_THE DATA:_
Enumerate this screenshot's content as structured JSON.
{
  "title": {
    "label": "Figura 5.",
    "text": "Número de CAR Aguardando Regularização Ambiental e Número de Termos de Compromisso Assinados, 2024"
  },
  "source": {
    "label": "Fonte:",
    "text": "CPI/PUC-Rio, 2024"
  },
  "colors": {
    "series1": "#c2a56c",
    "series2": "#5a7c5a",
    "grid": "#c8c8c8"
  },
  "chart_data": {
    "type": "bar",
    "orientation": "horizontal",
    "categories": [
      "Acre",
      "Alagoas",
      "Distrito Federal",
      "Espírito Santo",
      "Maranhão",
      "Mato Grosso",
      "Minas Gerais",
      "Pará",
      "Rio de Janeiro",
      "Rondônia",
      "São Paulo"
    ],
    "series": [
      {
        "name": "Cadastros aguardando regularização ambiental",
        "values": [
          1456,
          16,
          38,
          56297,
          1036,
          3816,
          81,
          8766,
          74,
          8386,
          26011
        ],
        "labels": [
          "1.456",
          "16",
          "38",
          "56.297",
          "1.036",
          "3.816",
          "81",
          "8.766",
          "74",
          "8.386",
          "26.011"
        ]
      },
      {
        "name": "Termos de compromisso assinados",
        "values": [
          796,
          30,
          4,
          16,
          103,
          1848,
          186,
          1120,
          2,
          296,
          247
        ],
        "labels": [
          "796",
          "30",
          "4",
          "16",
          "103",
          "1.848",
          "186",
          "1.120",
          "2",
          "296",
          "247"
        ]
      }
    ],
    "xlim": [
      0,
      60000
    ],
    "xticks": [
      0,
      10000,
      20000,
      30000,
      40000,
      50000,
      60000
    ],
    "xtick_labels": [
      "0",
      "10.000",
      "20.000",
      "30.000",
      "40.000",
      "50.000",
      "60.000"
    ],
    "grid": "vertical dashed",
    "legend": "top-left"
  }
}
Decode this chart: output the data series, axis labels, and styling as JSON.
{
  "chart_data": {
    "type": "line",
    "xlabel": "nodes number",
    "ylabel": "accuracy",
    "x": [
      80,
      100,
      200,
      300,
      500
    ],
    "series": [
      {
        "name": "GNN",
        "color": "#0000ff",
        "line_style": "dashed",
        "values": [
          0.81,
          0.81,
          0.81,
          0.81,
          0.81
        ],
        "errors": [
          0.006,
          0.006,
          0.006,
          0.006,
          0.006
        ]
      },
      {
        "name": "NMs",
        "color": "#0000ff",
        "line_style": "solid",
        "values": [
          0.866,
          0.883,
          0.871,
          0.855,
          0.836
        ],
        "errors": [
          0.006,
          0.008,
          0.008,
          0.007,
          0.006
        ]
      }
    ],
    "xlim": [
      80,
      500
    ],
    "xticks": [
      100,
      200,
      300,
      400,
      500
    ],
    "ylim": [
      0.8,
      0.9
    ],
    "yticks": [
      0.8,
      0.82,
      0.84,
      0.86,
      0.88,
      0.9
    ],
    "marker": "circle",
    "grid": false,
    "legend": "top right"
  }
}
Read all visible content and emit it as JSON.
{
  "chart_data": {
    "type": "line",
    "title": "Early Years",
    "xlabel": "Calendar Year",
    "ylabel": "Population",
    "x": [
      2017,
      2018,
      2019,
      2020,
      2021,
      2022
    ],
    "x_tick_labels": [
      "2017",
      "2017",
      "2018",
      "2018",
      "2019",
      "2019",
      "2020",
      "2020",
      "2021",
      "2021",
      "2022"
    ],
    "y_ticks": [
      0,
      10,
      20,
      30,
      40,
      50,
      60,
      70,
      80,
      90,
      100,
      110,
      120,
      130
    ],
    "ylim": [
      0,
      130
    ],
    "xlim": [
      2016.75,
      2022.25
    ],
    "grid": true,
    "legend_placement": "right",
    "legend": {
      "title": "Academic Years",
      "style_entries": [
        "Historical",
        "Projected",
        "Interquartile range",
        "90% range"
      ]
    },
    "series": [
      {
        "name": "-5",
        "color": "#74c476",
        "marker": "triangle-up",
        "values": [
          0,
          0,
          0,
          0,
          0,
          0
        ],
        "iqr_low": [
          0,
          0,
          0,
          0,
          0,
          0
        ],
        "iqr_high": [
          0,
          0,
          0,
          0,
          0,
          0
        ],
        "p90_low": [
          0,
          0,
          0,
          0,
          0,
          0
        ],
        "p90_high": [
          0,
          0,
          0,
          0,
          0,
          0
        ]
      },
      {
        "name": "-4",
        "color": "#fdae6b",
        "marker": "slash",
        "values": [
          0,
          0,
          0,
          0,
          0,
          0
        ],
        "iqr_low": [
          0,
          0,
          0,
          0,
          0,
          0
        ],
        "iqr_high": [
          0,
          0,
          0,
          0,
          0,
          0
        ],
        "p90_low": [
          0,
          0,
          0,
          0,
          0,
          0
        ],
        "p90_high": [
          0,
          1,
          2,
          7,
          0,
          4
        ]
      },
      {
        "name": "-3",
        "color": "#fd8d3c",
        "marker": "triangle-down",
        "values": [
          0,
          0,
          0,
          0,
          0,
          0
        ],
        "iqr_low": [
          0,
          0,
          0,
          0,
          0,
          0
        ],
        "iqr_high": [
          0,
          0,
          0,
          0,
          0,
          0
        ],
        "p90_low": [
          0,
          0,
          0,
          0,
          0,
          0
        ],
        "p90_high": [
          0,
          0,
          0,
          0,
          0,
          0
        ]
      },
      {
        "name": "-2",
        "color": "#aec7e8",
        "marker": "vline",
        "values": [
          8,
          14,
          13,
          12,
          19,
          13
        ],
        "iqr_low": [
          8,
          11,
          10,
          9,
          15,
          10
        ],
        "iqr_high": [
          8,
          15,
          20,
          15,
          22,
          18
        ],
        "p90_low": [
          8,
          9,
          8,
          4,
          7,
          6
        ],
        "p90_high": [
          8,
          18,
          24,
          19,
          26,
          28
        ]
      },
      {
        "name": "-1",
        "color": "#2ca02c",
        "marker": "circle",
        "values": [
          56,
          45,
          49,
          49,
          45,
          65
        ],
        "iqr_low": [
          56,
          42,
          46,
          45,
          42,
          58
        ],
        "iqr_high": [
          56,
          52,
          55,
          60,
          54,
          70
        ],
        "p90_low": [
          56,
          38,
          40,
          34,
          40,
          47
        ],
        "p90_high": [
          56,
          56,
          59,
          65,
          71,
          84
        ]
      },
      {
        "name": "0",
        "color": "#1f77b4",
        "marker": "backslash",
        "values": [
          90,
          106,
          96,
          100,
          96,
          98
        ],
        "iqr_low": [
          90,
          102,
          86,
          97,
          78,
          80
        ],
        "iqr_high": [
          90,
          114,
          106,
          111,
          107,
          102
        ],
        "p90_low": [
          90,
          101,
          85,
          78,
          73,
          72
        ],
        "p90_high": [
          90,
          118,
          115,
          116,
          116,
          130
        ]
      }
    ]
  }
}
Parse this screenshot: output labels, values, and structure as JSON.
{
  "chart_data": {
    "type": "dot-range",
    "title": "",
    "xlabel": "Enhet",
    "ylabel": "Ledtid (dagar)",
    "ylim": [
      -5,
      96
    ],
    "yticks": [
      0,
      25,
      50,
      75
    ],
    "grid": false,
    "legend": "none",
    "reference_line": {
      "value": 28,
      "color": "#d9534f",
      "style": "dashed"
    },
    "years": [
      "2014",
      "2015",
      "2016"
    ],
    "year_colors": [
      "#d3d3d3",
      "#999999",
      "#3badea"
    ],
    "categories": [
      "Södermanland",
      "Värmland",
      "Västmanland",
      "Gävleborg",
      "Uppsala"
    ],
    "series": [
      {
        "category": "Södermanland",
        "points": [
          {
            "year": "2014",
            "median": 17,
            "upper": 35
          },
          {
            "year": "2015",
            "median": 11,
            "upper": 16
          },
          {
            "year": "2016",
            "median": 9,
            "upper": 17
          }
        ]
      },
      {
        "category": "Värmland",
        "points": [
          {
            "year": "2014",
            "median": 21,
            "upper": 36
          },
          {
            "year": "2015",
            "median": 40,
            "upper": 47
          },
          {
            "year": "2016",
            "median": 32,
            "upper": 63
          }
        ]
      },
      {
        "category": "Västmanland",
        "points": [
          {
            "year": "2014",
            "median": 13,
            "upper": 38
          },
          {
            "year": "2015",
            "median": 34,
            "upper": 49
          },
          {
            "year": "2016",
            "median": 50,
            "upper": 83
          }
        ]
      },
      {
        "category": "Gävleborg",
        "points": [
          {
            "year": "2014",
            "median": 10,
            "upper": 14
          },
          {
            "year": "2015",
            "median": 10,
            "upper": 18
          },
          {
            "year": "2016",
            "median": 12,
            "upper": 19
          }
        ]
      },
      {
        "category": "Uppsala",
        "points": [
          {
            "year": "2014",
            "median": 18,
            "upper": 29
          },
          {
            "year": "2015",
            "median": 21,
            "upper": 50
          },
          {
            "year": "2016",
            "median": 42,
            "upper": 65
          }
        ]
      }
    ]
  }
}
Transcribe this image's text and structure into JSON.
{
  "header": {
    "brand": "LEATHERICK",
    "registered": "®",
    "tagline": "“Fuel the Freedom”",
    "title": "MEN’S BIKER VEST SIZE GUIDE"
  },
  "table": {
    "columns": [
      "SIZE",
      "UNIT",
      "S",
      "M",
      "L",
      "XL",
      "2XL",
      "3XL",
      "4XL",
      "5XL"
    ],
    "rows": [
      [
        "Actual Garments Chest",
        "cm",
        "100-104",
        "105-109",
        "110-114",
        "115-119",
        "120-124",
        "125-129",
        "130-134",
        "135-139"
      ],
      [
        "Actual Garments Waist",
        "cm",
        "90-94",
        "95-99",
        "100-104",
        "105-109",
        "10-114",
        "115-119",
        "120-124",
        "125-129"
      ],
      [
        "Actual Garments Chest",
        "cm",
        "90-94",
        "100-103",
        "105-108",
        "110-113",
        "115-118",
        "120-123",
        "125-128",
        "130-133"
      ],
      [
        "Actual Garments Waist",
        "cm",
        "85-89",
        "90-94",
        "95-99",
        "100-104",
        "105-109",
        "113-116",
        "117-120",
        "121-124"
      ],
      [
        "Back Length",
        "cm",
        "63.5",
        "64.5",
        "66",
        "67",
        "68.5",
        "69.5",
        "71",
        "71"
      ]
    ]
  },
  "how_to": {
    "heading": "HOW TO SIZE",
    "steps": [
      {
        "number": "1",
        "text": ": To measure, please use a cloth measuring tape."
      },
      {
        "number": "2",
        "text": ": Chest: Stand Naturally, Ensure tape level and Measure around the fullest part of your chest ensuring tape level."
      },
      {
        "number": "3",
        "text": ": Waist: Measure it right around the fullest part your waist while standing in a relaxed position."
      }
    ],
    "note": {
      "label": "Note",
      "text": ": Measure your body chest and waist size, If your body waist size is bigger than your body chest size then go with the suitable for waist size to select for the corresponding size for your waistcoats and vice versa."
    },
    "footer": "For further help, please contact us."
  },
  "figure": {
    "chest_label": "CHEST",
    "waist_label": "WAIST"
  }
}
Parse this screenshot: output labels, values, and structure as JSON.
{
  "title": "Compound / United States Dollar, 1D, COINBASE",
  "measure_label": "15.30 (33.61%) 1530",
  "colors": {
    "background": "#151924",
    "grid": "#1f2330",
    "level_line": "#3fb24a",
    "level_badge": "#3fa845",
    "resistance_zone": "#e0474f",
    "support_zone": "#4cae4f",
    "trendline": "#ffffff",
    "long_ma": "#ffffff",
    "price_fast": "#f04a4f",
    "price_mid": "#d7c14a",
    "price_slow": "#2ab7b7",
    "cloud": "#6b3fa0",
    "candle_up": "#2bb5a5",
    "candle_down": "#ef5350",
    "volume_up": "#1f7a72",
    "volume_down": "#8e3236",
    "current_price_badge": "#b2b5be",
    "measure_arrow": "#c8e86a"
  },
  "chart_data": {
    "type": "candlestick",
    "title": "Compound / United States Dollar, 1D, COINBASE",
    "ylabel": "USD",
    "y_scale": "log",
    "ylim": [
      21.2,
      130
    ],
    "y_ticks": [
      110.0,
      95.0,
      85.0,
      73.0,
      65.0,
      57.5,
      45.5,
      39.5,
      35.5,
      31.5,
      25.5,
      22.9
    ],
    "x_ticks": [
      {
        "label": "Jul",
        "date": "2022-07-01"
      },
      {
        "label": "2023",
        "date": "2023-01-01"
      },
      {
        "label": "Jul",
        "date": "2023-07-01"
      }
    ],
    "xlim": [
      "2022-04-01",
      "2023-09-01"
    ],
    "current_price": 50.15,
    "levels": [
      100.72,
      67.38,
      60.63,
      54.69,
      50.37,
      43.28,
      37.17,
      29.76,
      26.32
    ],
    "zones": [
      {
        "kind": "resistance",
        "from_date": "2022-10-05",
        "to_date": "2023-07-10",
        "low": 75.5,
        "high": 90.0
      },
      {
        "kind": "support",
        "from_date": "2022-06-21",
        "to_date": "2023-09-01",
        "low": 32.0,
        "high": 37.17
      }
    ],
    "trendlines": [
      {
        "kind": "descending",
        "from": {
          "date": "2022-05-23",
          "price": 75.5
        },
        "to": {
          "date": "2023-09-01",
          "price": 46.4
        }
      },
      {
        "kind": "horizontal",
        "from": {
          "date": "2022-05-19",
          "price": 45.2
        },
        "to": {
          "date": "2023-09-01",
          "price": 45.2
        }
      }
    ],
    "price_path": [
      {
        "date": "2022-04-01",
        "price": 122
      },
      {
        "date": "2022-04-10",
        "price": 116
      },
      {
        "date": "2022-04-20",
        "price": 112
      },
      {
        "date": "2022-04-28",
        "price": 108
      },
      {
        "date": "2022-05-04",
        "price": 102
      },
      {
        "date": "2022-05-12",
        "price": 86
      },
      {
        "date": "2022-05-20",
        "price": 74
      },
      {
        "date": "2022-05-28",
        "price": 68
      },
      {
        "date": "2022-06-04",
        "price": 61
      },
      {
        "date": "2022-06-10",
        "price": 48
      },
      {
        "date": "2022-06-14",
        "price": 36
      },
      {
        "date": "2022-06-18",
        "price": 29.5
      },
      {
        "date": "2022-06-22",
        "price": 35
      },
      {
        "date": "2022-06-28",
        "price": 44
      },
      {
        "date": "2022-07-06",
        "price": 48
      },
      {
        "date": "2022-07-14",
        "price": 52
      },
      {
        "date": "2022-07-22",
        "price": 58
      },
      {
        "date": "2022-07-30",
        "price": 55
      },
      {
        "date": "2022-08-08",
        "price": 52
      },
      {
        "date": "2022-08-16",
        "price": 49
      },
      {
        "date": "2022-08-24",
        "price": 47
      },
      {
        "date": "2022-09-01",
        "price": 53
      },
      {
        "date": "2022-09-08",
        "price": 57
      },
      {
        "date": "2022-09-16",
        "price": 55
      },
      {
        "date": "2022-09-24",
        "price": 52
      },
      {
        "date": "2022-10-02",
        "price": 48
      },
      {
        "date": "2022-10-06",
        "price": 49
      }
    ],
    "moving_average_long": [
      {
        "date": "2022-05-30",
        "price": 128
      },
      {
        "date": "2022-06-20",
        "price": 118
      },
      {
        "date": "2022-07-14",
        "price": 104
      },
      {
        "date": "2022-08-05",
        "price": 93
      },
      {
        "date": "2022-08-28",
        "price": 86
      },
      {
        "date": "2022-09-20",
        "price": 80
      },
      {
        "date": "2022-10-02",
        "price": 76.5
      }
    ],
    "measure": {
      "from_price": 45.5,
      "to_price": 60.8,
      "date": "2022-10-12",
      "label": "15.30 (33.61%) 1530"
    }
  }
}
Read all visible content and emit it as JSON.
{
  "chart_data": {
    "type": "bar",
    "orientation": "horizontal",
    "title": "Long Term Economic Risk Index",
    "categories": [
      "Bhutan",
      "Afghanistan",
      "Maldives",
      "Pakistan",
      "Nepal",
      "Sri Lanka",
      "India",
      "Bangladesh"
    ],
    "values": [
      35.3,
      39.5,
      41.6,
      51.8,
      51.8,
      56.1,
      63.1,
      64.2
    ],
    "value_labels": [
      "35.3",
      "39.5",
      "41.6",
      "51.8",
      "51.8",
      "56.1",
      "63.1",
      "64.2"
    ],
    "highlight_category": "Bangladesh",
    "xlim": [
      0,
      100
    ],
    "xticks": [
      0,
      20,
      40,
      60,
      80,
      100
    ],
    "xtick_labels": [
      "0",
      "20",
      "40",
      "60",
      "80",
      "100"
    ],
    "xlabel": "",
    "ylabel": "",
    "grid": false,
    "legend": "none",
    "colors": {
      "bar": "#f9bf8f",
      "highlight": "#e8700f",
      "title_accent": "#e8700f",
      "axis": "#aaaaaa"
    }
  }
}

_TO DO:_
Where a line above contains the word "name", copy that line.

_CORRECT ANSWER:_
        "name": "Cadastros aguardando regularização ambiental",
        "name": "Termos de compromisso assinados",
        "name": "GNN",
        "name": "NMs",
        "name": "-5",
        "name": "-4",
        "name": "-3",
        "name": "-2",
        "name": "-1",
        "name": "0",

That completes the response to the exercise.